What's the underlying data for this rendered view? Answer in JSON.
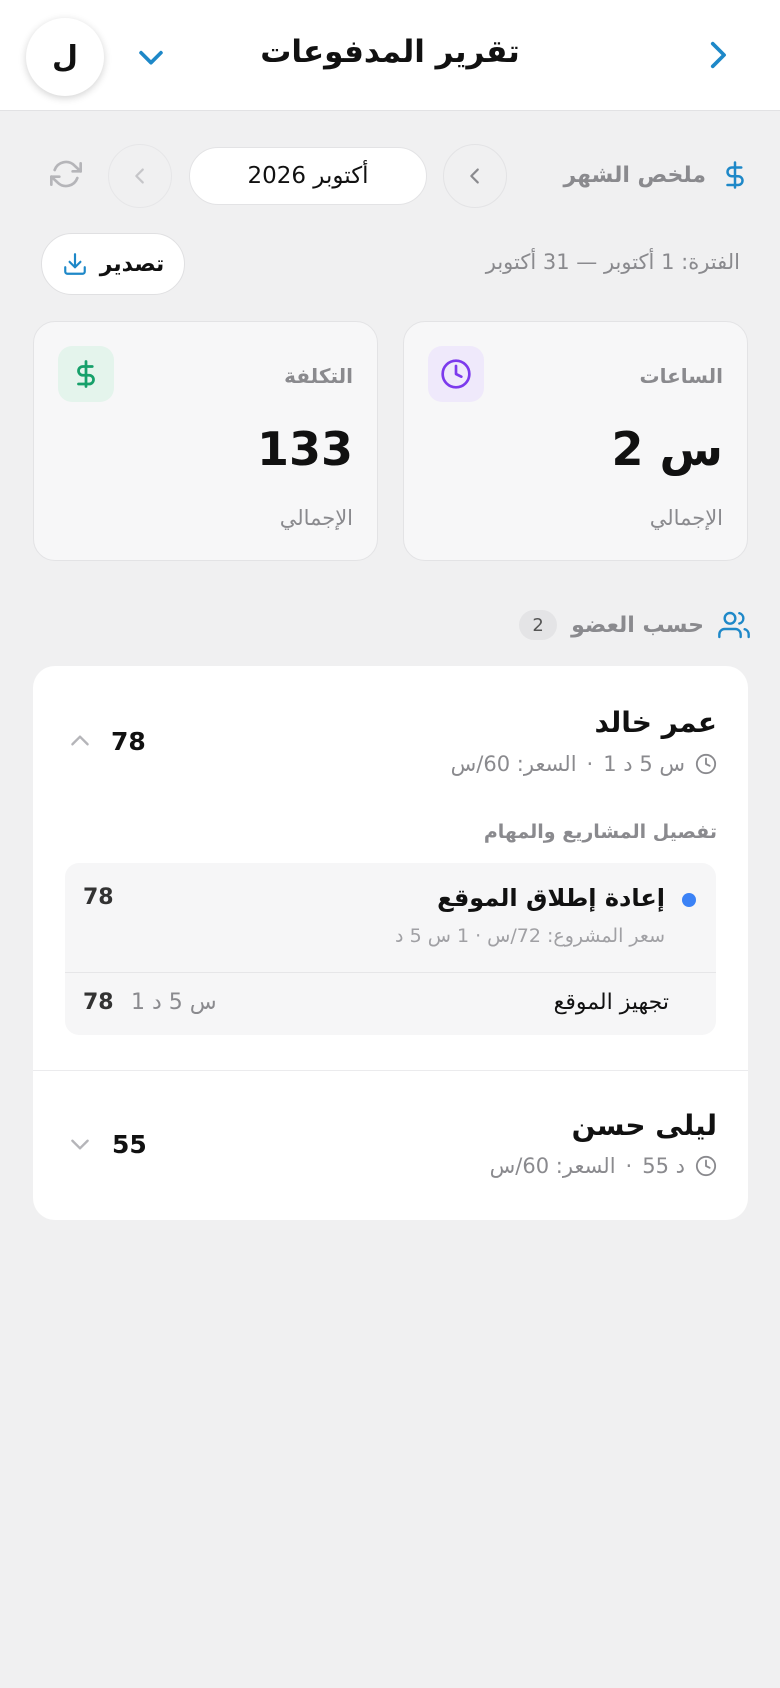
{
  "header": {
    "title": "تقرير المدفوعات",
    "avatar_letter": "ل"
  },
  "month": {
    "summary_label": "ملخص الشهر",
    "current": "أكتوبر 2026"
  },
  "period": {
    "text": "الفترة: 1 أكتوبر — 31 أكتوبر"
  },
  "export": {
    "label": "تصدير"
  },
  "stats": {
    "hours": {
      "label": "الساعات",
      "value": "2 س",
      "sub": "الإجمالي"
    },
    "cost": {
      "label": "التكلفة",
      "value": "133",
      "sub": "الإجمالي"
    }
  },
  "members_section": {
    "title": "حسب العضو",
    "count": "2"
  },
  "members": [
    {
      "name": "عمر خالد",
      "duration": "1 س 5 د",
      "rate": "السعر: 60/س",
      "amount": "78",
      "expanded": true,
      "breakdown_title": "تفصيل المشاريع والمهام",
      "project": {
        "name": "إعادة إطلاق الموقع",
        "meta": "سعر المشروع: 72/س · 1 س 5 د",
        "amount": "78",
        "dot_color": "#3b82f6"
      },
      "task": {
        "name": "تجهيز الموقع",
        "duration": "1 س 5 د",
        "amount": "78"
      }
    },
    {
      "name": "ليلى حسن",
      "duration": "55 د",
      "rate": "السعر: 60/س",
      "amount": "55",
      "expanded": false
    }
  ],
  "colors": {
    "accent": "#1e88c8",
    "hours_icon": "#7c3aed",
    "hours_icon_bg": "#efe9fb",
    "cost_icon": "#16a06a",
    "cost_icon_bg": "#e4f4ec"
  },
  "icons": {
    "back": "chevron-right-icon",
    "menu": "chevron-down-icon",
    "summary": "dollar-icon",
    "prev": "chevron-left-icon",
    "next": "chevron-left-icon",
    "refresh": "refresh-icon",
    "export": "download-icon",
    "hours": "clock-icon",
    "cost": "dollar-icon",
    "members": "users-icon"
  }
}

■ THE REQUEST
Reproduce each line of the records exactly, and omit every picture.

■ OUTPUT OF THE EXERCISE
What's the underlying data for this rendered view? Answer in JSON.
{
  "header": {
    "title": "تقرير المدفوعات",
    "avatar_letter": "ل"
  },
  "month": {
    "summary_label": "ملخص الشهر",
    "current": "أكتوبر 2026"
  },
  "period": {
    "text": "الفترة: 1 أكتوبر — 31 أكتوبر"
  },
  "export": {
    "label": "تصدير"
  },
  "stats": {
    "hours": {
      "label": "الساعات",
      "value": "2 س",
      "sub": "الإجمالي"
    },
    "cost": {
      "label": "التكلفة",
      "value": "133",
      "sub": "الإجمالي"
    }
  },
  "members_section": {
    "title": "حسب العضو",
    "count": "2"
  },
  "members": [
    {
      "name": "عمر خالد",
      "duration": "1 س 5 د",
      "rate": "السعر: 60/س",
      "amount": "78",
      "expanded": true,
      "breakdown_title": "تفصيل المشاريع والمهام",
      "project": {
        "name": "إعادة إطلاق الموقع",
        "meta": "سعر المشروع: 72/س · 1 س 5 د",
        "amount": "78",
        "dot_color": "#3b82f6"
      },
      "task": {
        "name": "تجهيز الموقع",
        "duration": "1 س 5 د",
        "amount": "78"
      }
    },
    {
      "name": "ليلى حسن",
      "duration": "55 د",
      "rate": "السعر: 60/س",
      "amount": "55",
      "expanded": false
    }
  ],
  "colors": {
    "accent": "#1e88c8",
    "hours_icon": "#7c3aed",
    "hours_icon_bg": "#efe9fb",
    "cost_icon": "#16a06a",
    "cost_icon_bg": "#e4f4ec"
  },
  "icons": {
    "back": "chevron-right-icon",
    "menu": "chevron-down-icon",
    "summary": "dollar-icon",
    "prev": "chevron-left-icon",
    "next": "chevron-left-icon",
    "refresh": "refresh-icon",
    "export": "download-icon",
    "hours": "clock-icon",
    "cost": "dollar-icon",
    "members": "users-icon"
  }
}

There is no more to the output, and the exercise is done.